(Items from a dataset)

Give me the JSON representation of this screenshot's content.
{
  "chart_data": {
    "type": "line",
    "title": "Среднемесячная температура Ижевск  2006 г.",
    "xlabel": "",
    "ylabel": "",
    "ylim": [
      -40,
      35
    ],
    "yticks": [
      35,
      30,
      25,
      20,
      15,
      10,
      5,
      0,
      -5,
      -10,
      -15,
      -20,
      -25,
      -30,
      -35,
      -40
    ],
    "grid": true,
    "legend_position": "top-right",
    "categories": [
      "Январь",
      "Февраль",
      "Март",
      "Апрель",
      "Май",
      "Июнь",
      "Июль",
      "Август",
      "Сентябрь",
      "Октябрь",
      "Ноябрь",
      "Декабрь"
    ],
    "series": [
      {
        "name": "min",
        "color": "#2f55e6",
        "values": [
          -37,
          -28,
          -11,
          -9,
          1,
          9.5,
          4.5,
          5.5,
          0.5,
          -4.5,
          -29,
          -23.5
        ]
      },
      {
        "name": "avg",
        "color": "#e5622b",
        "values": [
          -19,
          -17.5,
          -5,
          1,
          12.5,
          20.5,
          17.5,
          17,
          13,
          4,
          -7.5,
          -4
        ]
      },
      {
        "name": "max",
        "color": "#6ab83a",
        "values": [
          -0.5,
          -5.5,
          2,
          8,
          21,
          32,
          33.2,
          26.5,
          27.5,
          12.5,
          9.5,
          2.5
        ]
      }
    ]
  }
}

* * *

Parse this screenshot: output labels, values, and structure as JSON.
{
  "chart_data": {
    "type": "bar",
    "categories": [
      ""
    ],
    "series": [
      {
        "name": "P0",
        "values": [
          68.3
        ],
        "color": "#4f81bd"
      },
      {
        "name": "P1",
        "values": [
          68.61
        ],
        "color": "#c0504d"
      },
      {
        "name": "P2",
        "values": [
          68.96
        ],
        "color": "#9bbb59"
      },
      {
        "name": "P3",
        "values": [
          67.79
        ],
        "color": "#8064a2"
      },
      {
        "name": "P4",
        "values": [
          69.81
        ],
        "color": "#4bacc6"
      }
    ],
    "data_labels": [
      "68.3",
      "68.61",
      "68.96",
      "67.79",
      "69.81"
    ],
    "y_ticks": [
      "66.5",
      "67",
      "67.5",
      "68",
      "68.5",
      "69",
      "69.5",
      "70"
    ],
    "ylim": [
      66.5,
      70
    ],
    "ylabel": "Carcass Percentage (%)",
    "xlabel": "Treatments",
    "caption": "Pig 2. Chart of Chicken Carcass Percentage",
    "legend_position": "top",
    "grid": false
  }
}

_Instructions for the task:_
Among the lines of the material, find those that hold the word "JSON" and copy them.

_Solution for this exercise:_
Give me the JSON representation of this screenshot's content.
Parse this screenshot: output labels, values, and structure as JSON.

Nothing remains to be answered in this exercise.